12月5日、奈良に出かけ、古墳主体部の発掘体験に参加した。
旅に出る前、地道な発掘調査作業を経験していた友人と逢った。
念願の発掘体験を前にして期待過剰の私が、「何か、すごい遺物が出たらどうしよう… 三角縁神獣鏡とか?」と話すと、友人は可笑しそうにしながらも、『まぁ、気をつけて行ってらっしゃい』と励ましてくれた。
(結局、私にはビギナーズ?・ラックも奇跡も起きなかった。斜縁神獣鏡の本体が出てくる可能性が十分にある体験だったけれど。)

そして、その発掘体験を終えた5日の夜は京都に宿泊した。
(翌日、11世紀前半の歌人相模が初瀬参詣の旅で立ち寄った伏見大社を訪ね、その足で醍醐寺に向かう予定を立てていた。)

しかし6日朝、なぜか、伏見大社よりも先に醍醐寺に行こう!と気が変わった。何となく、そうしたくなったのだ。で、それは正解だった。結果的に、伏見大社を訪ねる時間の余裕はまったくなかった。醍醐寺だけで、一日を費やしてしまったのだから。 

醍醐寺も初めてのお寺だった。

課題:
1. 奈良と京都への旅の文章について、次の問いに答えよ。
(a) 発掘体験に参加したのは何月何日で、場所はどこか。
(b) 発掘体験を終えた日の夜は、どこに泊まったか。
(c) 6日の朝、伏見大社より先に行くことにしたのはどの寺か。
2. 奈良と京都への旅の文章を、最後の文のあとから書き継げ。
この資料は、上の文章とは別のものである。

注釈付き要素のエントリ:
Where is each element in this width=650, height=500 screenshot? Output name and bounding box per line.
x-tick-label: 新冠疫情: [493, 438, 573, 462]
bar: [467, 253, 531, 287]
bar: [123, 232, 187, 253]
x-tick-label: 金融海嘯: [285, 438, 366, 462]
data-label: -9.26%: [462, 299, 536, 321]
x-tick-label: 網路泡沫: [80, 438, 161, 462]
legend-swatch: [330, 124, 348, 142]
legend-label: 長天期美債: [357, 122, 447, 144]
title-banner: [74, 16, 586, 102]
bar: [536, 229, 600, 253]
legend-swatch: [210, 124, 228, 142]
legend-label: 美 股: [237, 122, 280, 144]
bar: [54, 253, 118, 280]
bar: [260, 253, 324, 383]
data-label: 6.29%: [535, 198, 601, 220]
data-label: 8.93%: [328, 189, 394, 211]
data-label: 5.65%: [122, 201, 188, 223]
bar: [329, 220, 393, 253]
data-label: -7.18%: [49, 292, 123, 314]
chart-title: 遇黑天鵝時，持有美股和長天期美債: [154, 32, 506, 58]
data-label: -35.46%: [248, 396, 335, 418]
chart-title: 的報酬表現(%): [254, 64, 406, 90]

課題の答え:
1.
(a) 12月5日、奈良
(b) 京都
(c) 醍醐寺

2.
名高いお寺をいよいよ参詣する。その楽しみに加え、秋期特別展 「悠久の祈り 醍醐寺の至宝」展で、きっとたくさんの仏様に出会うことができるはず…そう思うとワクワクしないではいられなかった(降り立った醍醐駅も、お寺までの道のりも、お寺を擁する醍醐山の姿も、私にはすべてが新鮮に映った)。

まず、醍醐寺に実際に足を踏み入れて、『醍醐寺とは、偉大な寺なのだな…』と感じた。そして、霊宝館の秋期特別展も、風が吹き抜ける仏像棟も、巡るほどに、チッポケな自分が、醍醐寺の歴史の重みに圧倒されてゆくように感じた。歴史の時間があふれている…そんな圧倒感だった。
(霊宝館では、側柱に転用された「旧五重塔四天柱」を、仏像棟では快慶作「不動明王坐像」を眼の前にした時だけ、チッポケながらも自分の好奇心を取り戻したけれど。)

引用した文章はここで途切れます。